*Work instructions*:
Where a line holds the word "Manuel", copy that line.

--- start Exercise materials ---

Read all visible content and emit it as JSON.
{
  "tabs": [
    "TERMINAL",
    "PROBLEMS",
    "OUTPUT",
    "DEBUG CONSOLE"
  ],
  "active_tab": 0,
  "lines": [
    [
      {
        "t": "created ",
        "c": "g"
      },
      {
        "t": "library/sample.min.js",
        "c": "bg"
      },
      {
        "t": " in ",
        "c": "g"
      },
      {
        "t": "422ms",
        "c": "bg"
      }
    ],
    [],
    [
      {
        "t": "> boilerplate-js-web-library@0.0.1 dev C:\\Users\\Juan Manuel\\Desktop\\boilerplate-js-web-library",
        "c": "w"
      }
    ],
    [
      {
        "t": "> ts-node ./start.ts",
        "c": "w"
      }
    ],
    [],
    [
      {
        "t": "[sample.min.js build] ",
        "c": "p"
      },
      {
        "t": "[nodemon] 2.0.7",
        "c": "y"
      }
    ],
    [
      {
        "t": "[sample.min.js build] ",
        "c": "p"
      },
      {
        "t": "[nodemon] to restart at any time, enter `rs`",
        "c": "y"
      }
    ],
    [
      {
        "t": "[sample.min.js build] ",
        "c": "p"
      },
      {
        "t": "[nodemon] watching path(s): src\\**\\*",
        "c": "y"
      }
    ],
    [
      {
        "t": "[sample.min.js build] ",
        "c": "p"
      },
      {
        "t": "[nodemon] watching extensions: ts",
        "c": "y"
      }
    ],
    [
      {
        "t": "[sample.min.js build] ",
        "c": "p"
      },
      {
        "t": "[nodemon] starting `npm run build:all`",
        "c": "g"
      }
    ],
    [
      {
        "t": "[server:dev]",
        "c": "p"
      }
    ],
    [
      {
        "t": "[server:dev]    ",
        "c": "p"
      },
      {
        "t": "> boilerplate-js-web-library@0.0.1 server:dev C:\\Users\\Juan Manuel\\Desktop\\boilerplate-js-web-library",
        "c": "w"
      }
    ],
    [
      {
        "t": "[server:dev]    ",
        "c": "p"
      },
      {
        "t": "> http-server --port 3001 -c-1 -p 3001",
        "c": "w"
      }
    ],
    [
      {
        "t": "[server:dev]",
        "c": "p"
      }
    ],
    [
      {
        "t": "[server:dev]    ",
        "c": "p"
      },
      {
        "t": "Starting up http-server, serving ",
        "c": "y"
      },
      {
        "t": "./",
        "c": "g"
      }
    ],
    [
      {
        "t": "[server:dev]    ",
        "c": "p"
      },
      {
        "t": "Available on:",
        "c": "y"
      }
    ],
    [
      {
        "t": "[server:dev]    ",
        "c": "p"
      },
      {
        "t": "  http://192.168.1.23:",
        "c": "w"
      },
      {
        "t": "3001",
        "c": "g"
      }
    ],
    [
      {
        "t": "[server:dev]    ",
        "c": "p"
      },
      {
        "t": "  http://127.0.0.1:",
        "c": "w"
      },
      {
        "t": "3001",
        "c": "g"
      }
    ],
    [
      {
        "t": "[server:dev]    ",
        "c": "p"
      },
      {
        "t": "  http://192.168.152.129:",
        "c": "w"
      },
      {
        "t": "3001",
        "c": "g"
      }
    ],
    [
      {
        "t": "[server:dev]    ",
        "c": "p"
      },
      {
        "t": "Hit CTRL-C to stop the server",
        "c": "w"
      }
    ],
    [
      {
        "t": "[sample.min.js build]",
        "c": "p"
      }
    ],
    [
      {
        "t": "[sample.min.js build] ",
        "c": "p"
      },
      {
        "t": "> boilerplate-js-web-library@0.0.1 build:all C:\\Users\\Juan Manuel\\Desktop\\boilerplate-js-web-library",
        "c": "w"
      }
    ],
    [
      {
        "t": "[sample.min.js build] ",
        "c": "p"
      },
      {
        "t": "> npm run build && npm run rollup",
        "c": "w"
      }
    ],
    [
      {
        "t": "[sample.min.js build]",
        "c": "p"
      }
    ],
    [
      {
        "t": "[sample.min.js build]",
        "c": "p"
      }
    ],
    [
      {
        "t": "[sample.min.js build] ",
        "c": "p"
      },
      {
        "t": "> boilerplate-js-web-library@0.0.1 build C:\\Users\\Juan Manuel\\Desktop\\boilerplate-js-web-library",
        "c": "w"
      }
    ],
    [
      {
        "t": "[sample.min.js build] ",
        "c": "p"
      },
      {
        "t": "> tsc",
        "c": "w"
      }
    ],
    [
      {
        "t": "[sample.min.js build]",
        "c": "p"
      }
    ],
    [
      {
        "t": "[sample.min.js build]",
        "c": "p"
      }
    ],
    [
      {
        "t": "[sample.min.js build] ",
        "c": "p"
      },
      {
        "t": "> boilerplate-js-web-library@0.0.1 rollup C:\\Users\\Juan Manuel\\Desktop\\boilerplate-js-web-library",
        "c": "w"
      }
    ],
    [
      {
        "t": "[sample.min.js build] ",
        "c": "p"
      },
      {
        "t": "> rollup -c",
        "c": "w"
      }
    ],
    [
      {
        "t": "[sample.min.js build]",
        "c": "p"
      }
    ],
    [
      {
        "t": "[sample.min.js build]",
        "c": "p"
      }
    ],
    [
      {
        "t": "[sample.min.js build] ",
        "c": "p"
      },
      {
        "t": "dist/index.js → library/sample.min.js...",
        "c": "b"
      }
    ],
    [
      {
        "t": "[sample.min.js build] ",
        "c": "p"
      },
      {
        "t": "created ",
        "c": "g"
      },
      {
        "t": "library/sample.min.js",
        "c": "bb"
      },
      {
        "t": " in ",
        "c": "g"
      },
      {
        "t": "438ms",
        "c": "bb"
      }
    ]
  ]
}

--- end Exercise materials ---

*Exercise result*:
        "t": "> boilerplate-js-web-library@0.0.1 dev C:\\Users\\Juan Manuel\\Desktop\\boilerplate-js-web-library",
        "t": "> boilerplate-js-web-library@0.0.1 server:dev C:\\Users\\Juan Manuel\\Desktop\\boilerplate-js-web-library",
        "t": "> boilerplate-js-web-library@0.0.1 build:all C:\\Users\\Juan Manuel\\Desktop\\boilerplate-js-web-library",
        "t": "> boilerplate-js-web-library@0.0.1 build C:\\Users\\Juan Manuel\\Desktop\\boilerplate-js-web-library",
        "t": "> boilerplate-js-web-library@0.0.1 rollup C:\\Users\\Juan Manuel\\Desktop\\boilerplate-js-web-library",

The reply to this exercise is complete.